---------- Data for processing

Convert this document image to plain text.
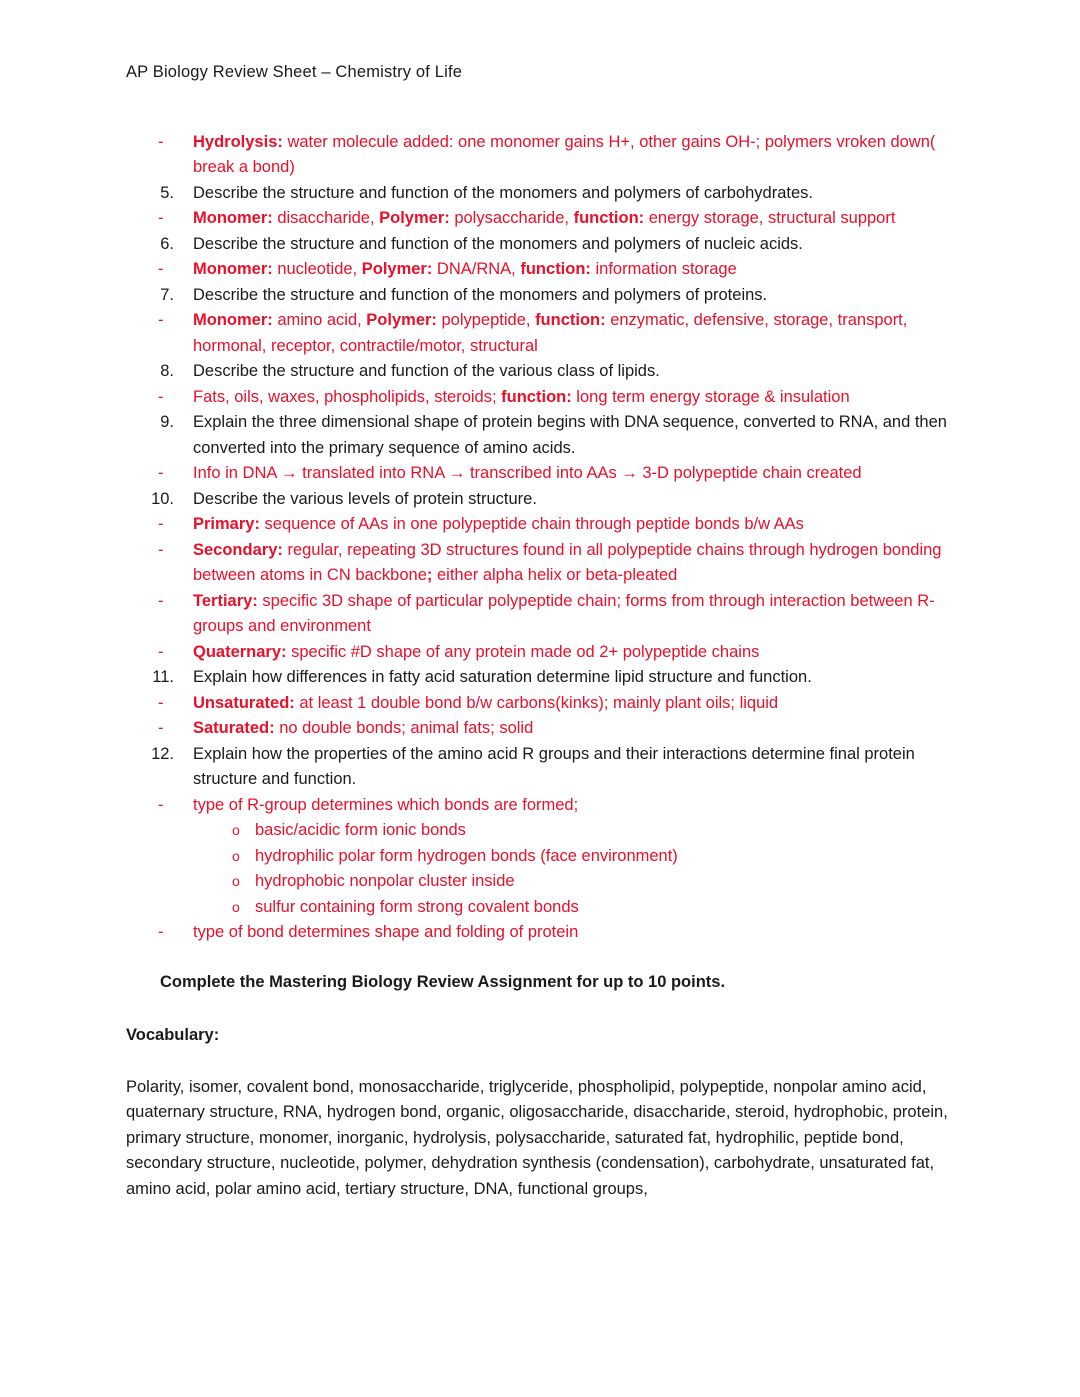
AP Biology Review Sheet – Chemistry of Life
-	Hydrolysis: water molecule added: one monomer gains H+, other gains OH-; polymers vroken down( break a bond)
5. Describe the structure and function of the monomers and polymers of carbohydrates.
-	Monomer: disaccharide, Polymer: polysaccharide, function: energy storage, structural support
6. Describe the structure and function of the monomers and polymers of nucleic acids.
-	Monomer: nucleotide, Polymer: DNA/RNA, function: information storage
7. Describe the structure and function of the monomers and polymers of proteins.
-	Monomer: amino acid, Polymer: polypeptide, function: enzymatic, defensive, storage, transport, hormonal, receptor, contractile/motor, structural
8. Describe the structure and function of the various class of lipids.
-	Fats, oils, waxes, phospholipids, steroids; function: long term energy storage & insulation
9. Explain the three dimensional shape of protein begins with DNA sequence, converted to RNA, and then converted into the primary sequence of amino acids.
-	Info in DNA → translated into RNA → transcribed into AAs → 3-D polypeptide chain created
10. Describe the various levels of protein structure.
-	Primary: sequence of AAs in one polypeptide chain through peptide bonds b/w AAs
-	Secondary: regular, repeating 3D structures found in all polypeptide chains through hydrogen bonding between atoms in CN backbone; either alpha helix or beta-pleated
-	Tertiary: specific 3D shape of particular polypeptide chain; forms from through interaction between R-groups and environment
-	Quaternary: specific #D shape of any protein made od 2+ polypeptide chains
11. Explain how differences in fatty acid saturation determine lipid structure and function.
-	Unsaturated: at least 1 double bond b/w carbons(kinks); mainly plant oils; liquid
-	Saturated: no double bonds; animal fats; solid
12. Explain how the properties of the amino acid R groups and their interactions determine final protein structure and function.
-	type of R-group determines which bonds are formed;
o basic/acidic form ionic bonds
o hydrophilic polar form hydrogen bonds (face environment)
o hydrophobic nonpolar cluster inside
o sulfur containing form strong covalent bonds
-	type of bond determines shape and folding of protein
Complete the Mastering Biology Review Assignment for up to 10 points.
Vocabulary:
Polarity, isomer, covalent bond, monosaccharide, triglyceride, phospholipid, polypeptide, nonpolar amino acid, quaternary structure, RNA, hydrogen bond, organic, oligosaccharide, disaccharide, steroid, hydrophobic, protein, primary structure, monomer, inorganic, hydrolysis, polysaccharide, saturated fat, hydrophilic, peptide bond, secondary structure, nucleotide, polymer, dehydration synthesis (condensation), carbohydrate, unsaturated fat, amino acid, polar amino acid, tertiary structure, DNA, functional groups,
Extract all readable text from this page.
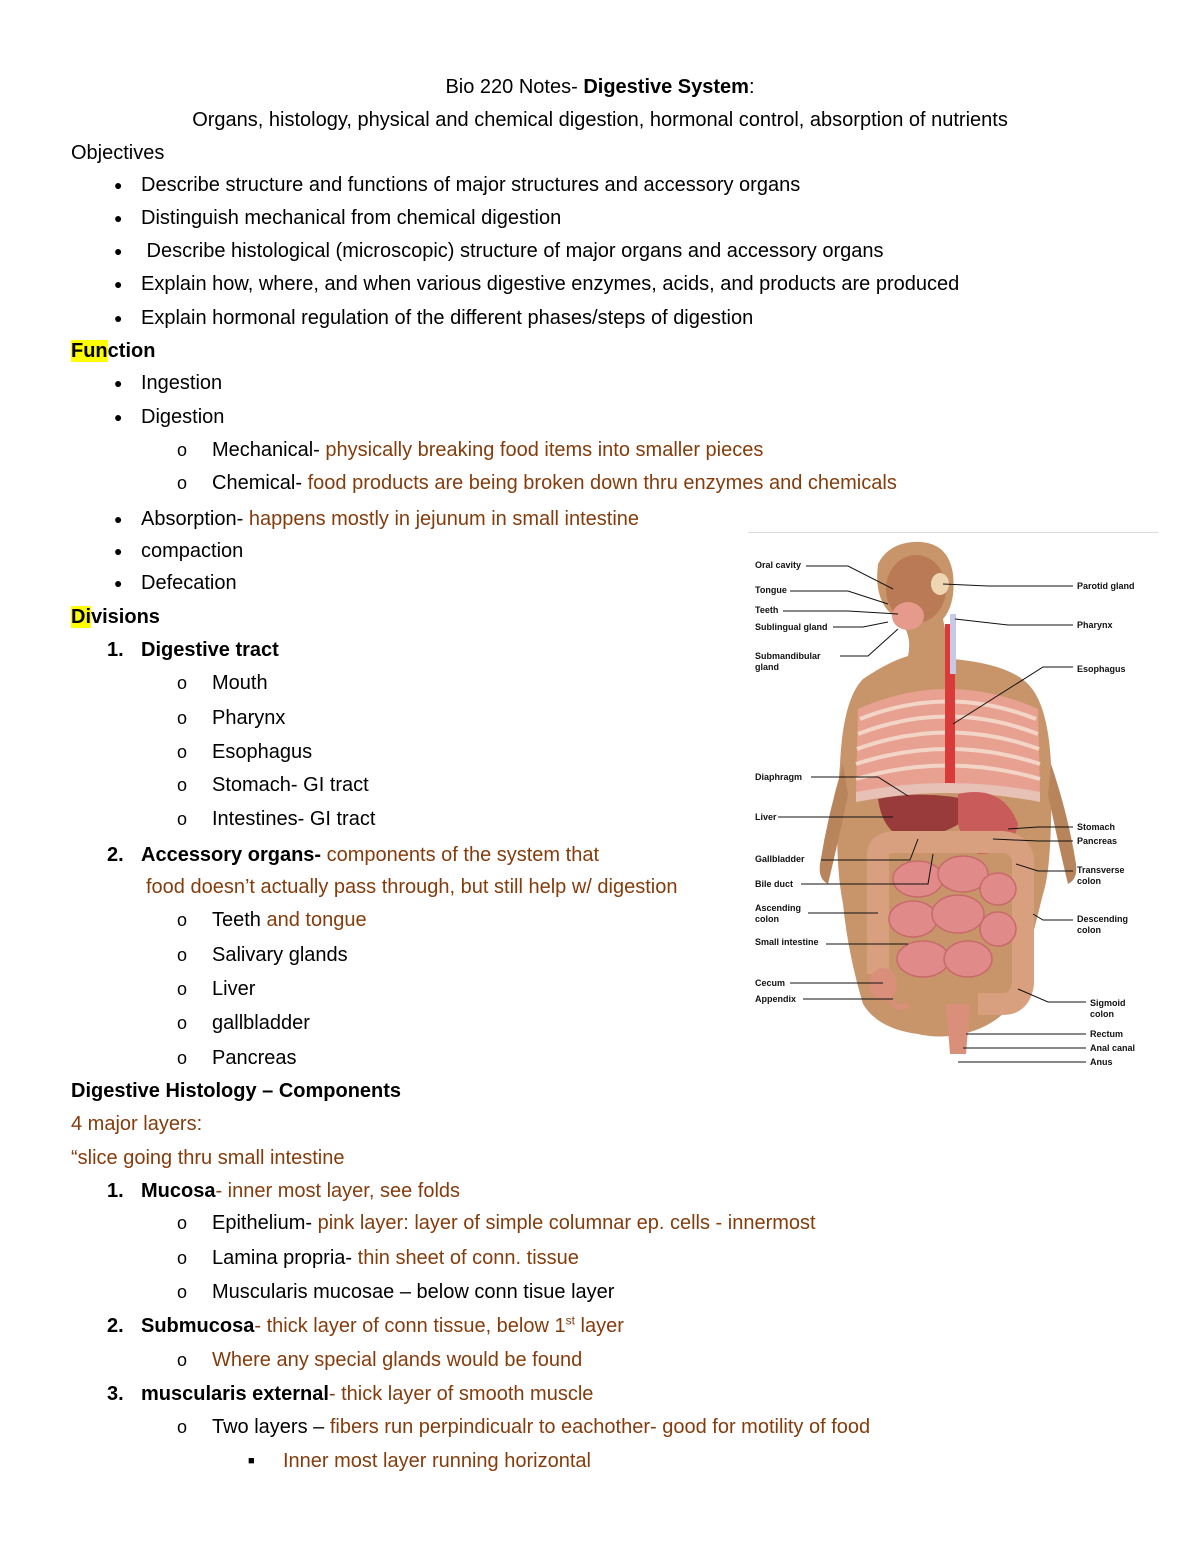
Bio 220 Notes- Digestive System:
Organs, histology, physical and chemical digestion, hormonal control, absorption of nutrients
Objectives
● Describe structure and functions of major structures and accessory organs
● Distinguish mechanical from chemical digestion
● Describe histological (microscopic) structure of major organs and accessory organs
● Explain how, where, and when various digestive enzymes, acids, and products are produced
● Explain hormonal regulation of the different phases/steps of digestion
Function
● Ingestion
● Digestion
o Mechanical- physically breaking food items into smaller pieces
o Chemical- food products are being broken down thru enzymes and chemicals
● Absorption- happens mostly in jejunum in small intestine
● compaction
● Defecation
Divisions
1. Digestive tract
o Mouth
o Pharynx
o Esophagus
o Stomach- GI tract
o Intestines- GI tract
2. Accessory organs- components of the system that
food doesn’t actually pass through, but still help w/ digestion
o Teeth and tongue
o Salivary glands
o Liver
o gallbladder
o Pancreas
Digestive Histology – Components
4 major layers:
“slice going thru small intestine
1. Mucosa- inner most layer, see folds
o Epithelium- pink layer: layer of simple columnar ep. cells - innermost
o Lamina propria- thin sheet of conn. tissue
o Muscularis mucosae – below conn tisue layer
2. Submucosa- thick layer of conn tissue, below 1st layer
o Where any special glands would be found
3. muscularis external- thick layer of smooth muscle
o Two layers – fibers run perpindicualr to eachother- good for motility of food
■ Inner most layer running horizontal
Oral cavity
Tongue
Teeth
Sublingual gland
Submandibular gland
Diaphragm
Liver
Gallbladder
Bile duct
Ascending colon
Small intestine
Cecum
Appendix
Parotid gland
Pharynx
Esophagus
Stomach
Pancreas
Transverse colon
Descending colon
Sigmoid colon
Rectum
Anal canal
Anus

--------------------

● **Task requirements**:
For every line in the listing above that holds "monomers", add one to a tally, and give that tally alone.

● **Task output**:
3